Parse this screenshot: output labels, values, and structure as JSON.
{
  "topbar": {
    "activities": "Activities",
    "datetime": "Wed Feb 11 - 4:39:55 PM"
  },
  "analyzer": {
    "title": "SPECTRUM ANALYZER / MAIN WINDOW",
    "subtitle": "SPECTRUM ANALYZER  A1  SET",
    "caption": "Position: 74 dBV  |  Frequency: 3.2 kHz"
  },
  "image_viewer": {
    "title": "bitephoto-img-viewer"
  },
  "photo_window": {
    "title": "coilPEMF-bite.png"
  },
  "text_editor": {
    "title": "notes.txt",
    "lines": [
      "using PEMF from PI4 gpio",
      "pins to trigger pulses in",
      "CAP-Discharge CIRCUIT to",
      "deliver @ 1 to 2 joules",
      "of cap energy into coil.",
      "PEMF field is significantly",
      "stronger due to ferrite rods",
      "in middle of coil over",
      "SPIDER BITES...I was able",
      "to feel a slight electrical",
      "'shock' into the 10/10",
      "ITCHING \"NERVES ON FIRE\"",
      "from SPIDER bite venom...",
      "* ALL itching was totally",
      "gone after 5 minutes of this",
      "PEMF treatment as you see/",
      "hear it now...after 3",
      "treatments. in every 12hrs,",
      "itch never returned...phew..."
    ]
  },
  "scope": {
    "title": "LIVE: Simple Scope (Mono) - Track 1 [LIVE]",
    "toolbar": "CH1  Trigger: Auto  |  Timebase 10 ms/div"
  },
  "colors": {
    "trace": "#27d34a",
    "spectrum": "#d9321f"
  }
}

──────────

Aim of the exercise: Nothing should be left out: repeat all of the data exactly.

Problem solution:
Parse this screenshot: output labels, values, and structure as JSON.
{
  "topbar": {
    "activities": "Activities",
    "datetime": "Wed Feb 11 - 4:39:55 PM"
  },
  "analyzer": {
    "title": "SPECTRUM ANALYZER / MAIN WINDOW",
    "subtitle": "SPECTRUM ANALYZER  A1  SET",
    "caption": "Position: 74 dBV  |  Frequency: 3.2 kHz"
  },
  "image_viewer": {
    "title": "bitephoto-img-viewer"
  },
  "photo_window": {
    "title": "coilPEMF-bite.png"
  },
  "text_editor": {
    "title": "notes.txt",
    "lines": [
      "using PEMF from PI4 gpio",
      "pins to trigger pulses in",
      "CAP-Discharge CIRCUIT to",
      "deliver @ 1 to 2 joules",
      "of cap energy into coil.",
      "PEMF field is significantly",
      "stronger due to ferrite rods",
      "in middle of coil over",
      "SPIDER BITES...I was able",
      "to feel a slight electrical",
      "'shock' into the 10/10",
      "ITCHING \"NERVES ON FIRE\"",
      "from SPIDER bite venom...",
      "* ALL itching was totally",
      "gone after 5 minutes of this",
      "PEMF treatment as you see/",
      "hear it now...after 3",
      "treatments. in every 12hrs,",
      "itch never returned...phew..."
    ]
  },
  "scope": {
    "title": "LIVE: Simple Scope (Mono) - Track 1 [LIVE]",
    "toolbar": "CH1  Trigger: Auto  |  Timebase 10 ms/div"
  },
  "colors": {
    "trace": "#27d34a",
    "spectrum": "#d9321f"
  }
}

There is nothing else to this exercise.